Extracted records
= = = =

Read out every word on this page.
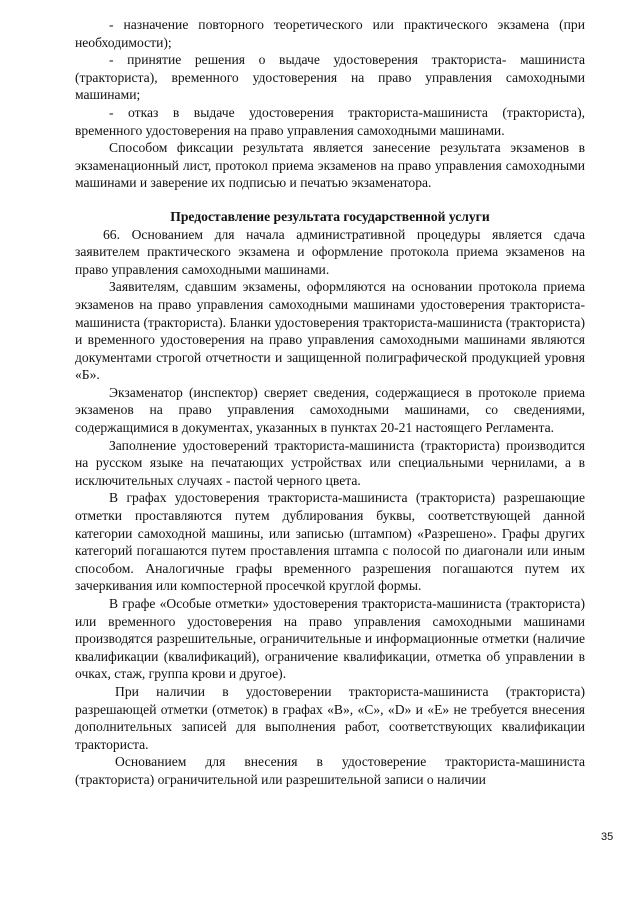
- назначение повторного теоретического или практического экзамена (при необходимости);

- принятие решения о выдаче удостоверения тракториста- машиниста (тракториста), временного удостоверения на право управления самоходными машинами;

- отказ в выдаче удостоверения тракториста-машиниста (тракториста), временного удостоверения на право управления самоходными машинами.

Способом фиксации результата является занесение результата экзаменов в экзаменационный лист, протокол приема экзаменов на право управления самоходными машинами и заверение их подписью и печатью экзаменатора.

Предоставление результата государственной услуги

66. Основанием для начала административной процедуры является сдача заявителем практического экзамена и оформление протокола приема экзаменов на право управления самоходными машинами.

Заявителям, сдавшим экзамены, оформляются на основании протокола приема экзаменов на право управления самоходными машинами удостоверения тракториста-машиниста (тракториста). Бланки удостоверения тракториста-машиниста (тракториста) и временного удостоверения на право управления самоходными машинами являются документами строгой отчетности и защищенной полиграфической продукцией уровня «Б».

Экзаменатор (инспектор) сверяет сведения, содержащиеся в протоколе приема экзаменов на право управления самоходными машинами, со сведениями, содержащимися в документах, указанных в пунктах 20-21 настоящего Регламента.

Заполнение удостоверений тракториста-машиниста (тракториста) производится на русском языке на печатающих устройствах или специальными чернилами, а в исключительных случаях - пастой черного цвета.

В графах удостоверения тракториста-машиниста (тракториста) разрешающие отметки проставляются путем дублирования буквы, соответствующей данной категории самоходной машины, или записью (штампом) «Разрешено». Графы других категорий погашаются путем проставления штампа с полосой по диагонали или иным способом. Аналогичные графы временного разрешения погашаются путем их зачеркивания или компостерной просечкой круглой формы.

В графе «Особые отметки» удостоверения тракториста-машиниста (тракториста) или временного удостоверения на право управления самоходными машинами производятся разрешительные, ограничительные и информационные отметки (наличие квалификации (квалификаций), ограничение квалификации, отметка об управлении в очках, стаж, группа крови и другое).

При наличии в удостоверении тракториста-машиниста (тракториста) разрешающей отметки (отметок) в графах «В», «С», «D» и «Е» не требуется внесения дополнительных записей для выполнения работ, соответствующих квалификации тракториста.

Основанием для внесения в удостоверение тракториста-машиниста (тракториста) ограничительной или разрешительной записи о наличии

35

= = = =

--- Required work ---
Except for the pictures, give all the material above again verbatim.

--- Response to this exercise ---
Read out every word on this page.
- назначение повторного теоретического или практического экзамена (при необходимости);

- принятие решения о выдаче удостоверения тракториста- машиниста (тракториста), временного удостоверения на право управления самоходными машинами;

- отказ в выдаче удостоверения тракториста-машиниста (тракториста), временного удостоверения на право управления самоходными машинами.

Способом фиксации результата является занесение результата экзаменов в экзаменационный лист, протокол приема экзаменов на право управления самоходными машинами и заверение их подписью и печатью экзаменатора.

Предоставление результата государственной услуги

66. Основанием для начала административной процедуры является сдача заявителем практического экзамена и оформление протокола приема экзаменов на право управления самоходными машинами.

Заявителям, сдавшим экзамены, оформляются на основании протокола приема экзаменов на право управления самоходными машинами удостоверения тракториста-машиниста (тракториста). Бланки удостоверения тракториста-машиниста (тракториста) и временного удостоверения на право управления самоходными машинами являются документами строгой отчетности и защищенной полиграфической продукцией уровня «Б».

Экзаменатор (инспектор) сверяет сведения, содержащиеся в протоколе приема экзаменов на право управления самоходными машинами, со сведениями, содержащимися в документах, указанных в пунктах 20-21 настоящего Регламента.

Заполнение удостоверений тракториста-машиниста (тракториста) производится на русском языке на печатающих устройствах или специальными чернилами, а в исключительных случаях - пастой черного цвета.

В графах удостоверения тракториста-машиниста (тракториста) разрешающие отметки проставляются путем дублирования буквы, соответствующей данной категории самоходной машины, или записью (штампом) «Разрешено». Графы других категорий погашаются путем проставления штампа с полосой по диагонали или иным способом. Аналогичные графы временного разрешения погашаются путем их зачеркивания или компостерной просечкой круглой формы.

В графе «Особые отметки» удостоверения тракториста-машиниста (тракториста) или временного удостоверения на право управления самоходными машинами производятся разрешительные, ограничительные и информационные отметки (наличие квалификации (квалификаций), ограничение квалификации, отметка об управлении в очках, стаж, группа крови и другое).

При наличии в удостоверении тракториста-машиниста (тракториста) разрешающей отметки (отметок) в графах «В», «С», «D» и «Е» не требуется внесения дополнительных записей для выполнения работ, соответствующих квалификации тракториста.

Основанием для внесения в удостоверение тракториста-машиниста (тракториста) ограничительной или разрешительной записи о наличии

35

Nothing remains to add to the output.